Exercise details:
Copy out every one of the records below, keeping each line unchanged.

Dataset extract:
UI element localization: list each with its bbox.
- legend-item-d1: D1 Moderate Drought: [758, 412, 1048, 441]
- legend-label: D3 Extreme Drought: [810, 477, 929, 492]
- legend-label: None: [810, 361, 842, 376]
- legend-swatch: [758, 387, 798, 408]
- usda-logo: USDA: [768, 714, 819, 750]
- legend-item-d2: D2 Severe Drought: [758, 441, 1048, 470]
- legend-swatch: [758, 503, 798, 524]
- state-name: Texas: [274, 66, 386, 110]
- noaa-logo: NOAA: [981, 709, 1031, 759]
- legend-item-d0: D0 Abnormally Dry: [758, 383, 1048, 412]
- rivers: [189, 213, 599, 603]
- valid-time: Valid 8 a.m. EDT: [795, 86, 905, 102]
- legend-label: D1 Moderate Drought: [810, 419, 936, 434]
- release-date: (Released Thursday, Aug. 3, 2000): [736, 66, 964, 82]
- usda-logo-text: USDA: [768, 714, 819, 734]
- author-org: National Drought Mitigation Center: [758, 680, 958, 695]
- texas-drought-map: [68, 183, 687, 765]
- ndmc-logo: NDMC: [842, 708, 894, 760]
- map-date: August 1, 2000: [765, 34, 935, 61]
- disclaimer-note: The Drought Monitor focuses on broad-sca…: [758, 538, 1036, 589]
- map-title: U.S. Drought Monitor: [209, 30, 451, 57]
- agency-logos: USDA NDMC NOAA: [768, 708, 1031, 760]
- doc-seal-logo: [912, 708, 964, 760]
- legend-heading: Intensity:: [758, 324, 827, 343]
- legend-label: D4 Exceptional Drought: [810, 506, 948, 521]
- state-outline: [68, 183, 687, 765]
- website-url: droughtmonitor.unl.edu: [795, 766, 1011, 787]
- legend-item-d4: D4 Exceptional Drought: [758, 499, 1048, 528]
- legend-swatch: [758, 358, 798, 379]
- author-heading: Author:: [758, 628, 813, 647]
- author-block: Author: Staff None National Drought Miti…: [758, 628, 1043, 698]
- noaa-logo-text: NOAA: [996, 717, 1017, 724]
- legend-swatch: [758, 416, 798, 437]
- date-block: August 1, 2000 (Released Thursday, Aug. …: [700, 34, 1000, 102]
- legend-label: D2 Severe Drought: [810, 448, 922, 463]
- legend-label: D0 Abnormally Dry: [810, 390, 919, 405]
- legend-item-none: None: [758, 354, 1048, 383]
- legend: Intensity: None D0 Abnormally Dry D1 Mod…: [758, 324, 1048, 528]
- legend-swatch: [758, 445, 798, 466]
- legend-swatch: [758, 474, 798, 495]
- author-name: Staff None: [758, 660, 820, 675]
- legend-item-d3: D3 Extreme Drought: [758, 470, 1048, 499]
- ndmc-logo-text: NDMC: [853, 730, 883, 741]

Answer to this problem:
UI element localization: list each with its bbox.
- legend-item-d1: D1 Moderate Drought: [758, 412, 1048, 441]
- legend-label: D3 Extreme Drought: [810, 477, 929, 492]
- legend-label: None: [810, 361, 842, 376]
- legend-swatch: [758, 387, 798, 408]
- usda-logo: USDA: [768, 714, 819, 750]
- legend-item-d2: D2 Severe Drought: [758, 441, 1048, 470]
- legend-swatch: [758, 503, 798, 524]
- state-name: Texas: [274, 66, 386, 110]
- noaa-logo: NOAA: [981, 709, 1031, 759]
- legend-item-d0: D0 Abnormally Dry: [758, 383, 1048, 412]
- rivers: [189, 213, 599, 603]
- valid-time: Valid 8 a.m. EDT: [795, 86, 905, 102]
- legend-label: D1 Moderate Drought: [810, 419, 936, 434]
- release-date: (Released Thursday, Aug. 3, 2000): [736, 66, 964, 82]
- usda-logo-text: USDA: [768, 714, 819, 734]
- author-org: National Drought Mitigation Center: [758, 680, 958, 695]
- texas-drought-map: [68, 183, 687, 765]
- ndmc-logo: NDMC: [842, 708, 894, 760]
- map-date: August 1, 2000: [765, 34, 935, 61]
- disclaimer-note: The Drought Monitor focuses on broad-sca…: [758, 538, 1036, 589]
- map-title: U.S. Drought Monitor: [209, 30, 451, 57]
- agency-logos: USDA NDMC NOAA: [768, 708, 1031, 760]
- doc-seal-logo: [912, 708, 964, 760]
- legend-heading: Intensity:: [758, 324, 827, 343]
- legend-label: D4 Exceptional Drought: [810, 506, 948, 521]
- state-outline: [68, 183, 687, 765]
- website-url: droughtmonitor.unl.edu: [795, 766, 1011, 787]
- legend-item-d4: D4 Exceptional Drought: [758, 499, 1048, 528]
- legend-swatch: [758, 358, 798, 379]
- author-heading: Author:: [758, 628, 813, 647]
- author-block: Author: Staff None National Drought Miti…: [758, 628, 1043, 698]
- noaa-logo-text: NOAA: [996, 717, 1017, 724]
- legend-swatch: [758, 416, 798, 437]
- date-block: August 1, 2000 (Released Thursday, Aug. …: [700, 34, 1000, 102]
- legend-label: D2 Severe Drought: [810, 448, 922, 463]
- legend-label: D0 Abnormally Dry: [810, 390, 919, 405]
- legend-item-none: None: [758, 354, 1048, 383]
- legend: Intensity: None D0 Abnormally Dry D1 Mod…: [758, 324, 1048, 528]
- legend-swatch: [758, 445, 798, 466]
- legend-swatch: [758, 474, 798, 495]
- author-name: Staff None: [758, 660, 820, 675]
- legend-item-d3: D3 Extreme Drought: [758, 470, 1048, 499]
- ndmc-logo-text: NDMC: [853, 730, 883, 741]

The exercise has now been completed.